■ Record extracts:
· · · ·

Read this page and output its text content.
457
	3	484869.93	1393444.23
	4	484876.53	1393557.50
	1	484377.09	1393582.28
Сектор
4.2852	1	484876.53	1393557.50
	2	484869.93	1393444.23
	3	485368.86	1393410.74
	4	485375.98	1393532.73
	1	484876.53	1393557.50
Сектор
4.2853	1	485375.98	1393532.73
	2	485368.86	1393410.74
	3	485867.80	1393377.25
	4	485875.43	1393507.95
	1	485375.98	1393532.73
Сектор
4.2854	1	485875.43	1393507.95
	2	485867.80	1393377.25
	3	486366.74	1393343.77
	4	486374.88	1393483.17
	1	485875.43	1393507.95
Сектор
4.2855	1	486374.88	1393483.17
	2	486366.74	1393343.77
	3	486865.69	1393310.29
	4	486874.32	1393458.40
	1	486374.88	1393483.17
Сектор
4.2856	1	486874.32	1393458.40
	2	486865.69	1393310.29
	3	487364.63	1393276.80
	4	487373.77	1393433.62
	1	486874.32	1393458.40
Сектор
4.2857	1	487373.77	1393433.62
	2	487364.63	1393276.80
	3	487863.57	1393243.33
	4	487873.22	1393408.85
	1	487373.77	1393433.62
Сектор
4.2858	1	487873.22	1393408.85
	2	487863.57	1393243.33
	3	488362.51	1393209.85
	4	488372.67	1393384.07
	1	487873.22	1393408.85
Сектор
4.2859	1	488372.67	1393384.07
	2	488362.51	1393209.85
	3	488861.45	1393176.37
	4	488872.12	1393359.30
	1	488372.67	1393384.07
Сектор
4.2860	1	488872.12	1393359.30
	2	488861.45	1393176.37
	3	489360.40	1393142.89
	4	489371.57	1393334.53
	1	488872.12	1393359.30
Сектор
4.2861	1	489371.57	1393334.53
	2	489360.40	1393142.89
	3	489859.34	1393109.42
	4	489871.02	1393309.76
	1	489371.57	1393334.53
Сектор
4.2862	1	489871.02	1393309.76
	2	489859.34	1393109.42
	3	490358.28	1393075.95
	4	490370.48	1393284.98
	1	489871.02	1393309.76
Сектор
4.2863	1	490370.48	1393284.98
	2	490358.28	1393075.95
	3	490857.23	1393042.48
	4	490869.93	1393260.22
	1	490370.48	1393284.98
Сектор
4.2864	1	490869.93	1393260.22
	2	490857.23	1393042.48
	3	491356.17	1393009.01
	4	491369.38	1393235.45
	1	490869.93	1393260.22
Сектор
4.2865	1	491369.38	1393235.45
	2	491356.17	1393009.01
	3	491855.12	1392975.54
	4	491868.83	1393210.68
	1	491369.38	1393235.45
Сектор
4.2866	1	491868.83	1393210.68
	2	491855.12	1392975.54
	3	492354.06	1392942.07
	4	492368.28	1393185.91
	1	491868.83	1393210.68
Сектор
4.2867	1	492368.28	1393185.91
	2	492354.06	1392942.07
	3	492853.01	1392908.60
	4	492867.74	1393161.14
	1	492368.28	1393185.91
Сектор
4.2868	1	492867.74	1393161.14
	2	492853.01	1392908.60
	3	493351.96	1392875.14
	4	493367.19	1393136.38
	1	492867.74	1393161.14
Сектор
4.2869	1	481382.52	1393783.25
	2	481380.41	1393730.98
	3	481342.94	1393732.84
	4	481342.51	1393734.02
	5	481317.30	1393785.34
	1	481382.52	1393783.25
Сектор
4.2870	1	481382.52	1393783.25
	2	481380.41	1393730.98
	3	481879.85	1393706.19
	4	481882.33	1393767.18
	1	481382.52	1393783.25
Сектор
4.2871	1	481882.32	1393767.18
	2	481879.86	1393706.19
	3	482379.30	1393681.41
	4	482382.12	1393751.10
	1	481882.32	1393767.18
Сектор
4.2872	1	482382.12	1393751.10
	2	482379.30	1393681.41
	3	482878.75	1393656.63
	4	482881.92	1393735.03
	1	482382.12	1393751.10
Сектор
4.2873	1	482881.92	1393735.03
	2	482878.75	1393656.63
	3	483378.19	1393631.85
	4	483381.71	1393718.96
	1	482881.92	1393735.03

· · · ·

■ The exercise: Could you transcribe the records in full, exactly?

■ Solved exercise:
Read this page and output its text content.
457
	3	484869.93	1393444.23
	4	484876.53	1393557.50
	1	484377.09	1393582.28
Сектор
4.2852	1	484876.53	1393557.50
	2	484869.93	1393444.23
	3	485368.86	1393410.74
	4	485375.98	1393532.73
	1	484876.53	1393557.50
Сектор
4.2853	1	485375.98	1393532.73
	2	485368.86	1393410.74
	3	485867.80	1393377.25
	4	485875.43	1393507.95
	1	485375.98	1393532.73
Сектор
4.2854	1	485875.43	1393507.95
	2	485867.80	1393377.25
	3	486366.74	1393343.77
	4	486374.88	1393483.17
	1	485875.43	1393507.95
Сектор
4.2855	1	486374.88	1393483.17
	2	486366.74	1393343.77
	3	486865.69	1393310.29
	4	486874.32	1393458.40
	1	486374.88	1393483.17
Сектор
4.2856	1	486874.32	1393458.40
	2	486865.69	1393310.29
	3	487364.63	1393276.80
	4	487373.77	1393433.62
	1	486874.32	1393458.40
Сектор
4.2857	1	487373.77	1393433.62
	2	487364.63	1393276.80
	3	487863.57	1393243.33
	4	487873.22	1393408.85
	1	487373.77	1393433.62
Сектор
4.2858	1	487873.22	1393408.85
	2	487863.57	1393243.33
	3	488362.51	1393209.85
	4	488372.67	1393384.07
	1	487873.22	1393408.85
Сектор
4.2859	1	488372.67	1393384.07
	2	488362.51	1393209.85
	3	488861.45	1393176.37
	4	488872.12	1393359.30
	1	488372.67	1393384.07
Сектор
4.2860	1	488872.12	1393359.30
	2	488861.45	1393176.37
	3	489360.40	1393142.89
	4	489371.57	1393334.53
	1	488872.12	1393359.30
Сектор
4.2861	1	489371.57	1393334.53
	2	489360.40	1393142.89
	3	489859.34	1393109.42
	4	489871.02	1393309.76
	1	489371.57	1393334.53
Сектор
4.2862	1	489871.02	1393309.76
	2	489859.34	1393109.42
	3	490358.28	1393075.95
	4	490370.48	1393284.98
	1	489871.02	1393309.76
Сектор
4.2863	1	490370.48	1393284.98
	2	490358.28	1393075.95
	3	490857.23	1393042.48
	4	490869.93	1393260.22
	1	490370.48	1393284.98
Сектор
4.2864	1	490869.93	1393260.22
	2	490857.23	1393042.48
	3	491356.17	1393009.01
	4	491369.38	1393235.45
	1	490869.93	1393260.22
Сектор
4.2865	1	491369.38	1393235.45
	2	491356.17	1393009.01
	3	491855.12	1392975.54
	4	491868.83	1393210.68
	1	491369.38	1393235.45
Сектор
4.2866	1	491868.83	1393210.68
	2	491855.12	1392975.54
	3	492354.06	1392942.07
	4	492368.28	1393185.91
	1	491868.83	1393210.68
Сектор
4.2867	1	492368.28	1393185.91
	2	492354.06	1392942.07
	3	492853.01	1392908.60
	4	492867.74	1393161.14
	1	492368.28	1393185.91
Сектор
4.2868	1	492867.74	1393161.14
	2	492853.01	1392908.60
	3	493351.96	1392875.14
	4	493367.19	1393136.38
	1	492867.74	1393161.14
Сектор
4.2869	1	481382.52	1393783.25
	2	481380.41	1393730.98
	3	481342.94	1393732.84
	4	481342.51	1393734.02
	5	481317.30	1393785.34
	1	481382.52	1393783.25
Сектор
4.2870	1	481382.52	1393783.25
	2	481380.41	1393730.98
	3	481879.85	1393706.19
	4	481882.33	1393767.18
	1	481382.52	1393783.25
Сектор
4.2871	1	481882.32	1393767.18
	2	481879.86	1393706.19
	3	482379.30	1393681.41
	4	482382.12	1393751.10
	1	481882.32	1393767.18
Сектор
4.2872	1	482382.12	1393751.10
	2	482379.30	1393681.41
	3	482878.75	1393656.63
	4	482881.92	1393735.03
	1	482382.12	1393751.10
Сектор
4.2873	1	482881.92	1393735.03
	2	482878.75	1393656.63
	3	483378.19	1393631.85
	4	483381.71	1393718.96
	1	482881.92	1393735.03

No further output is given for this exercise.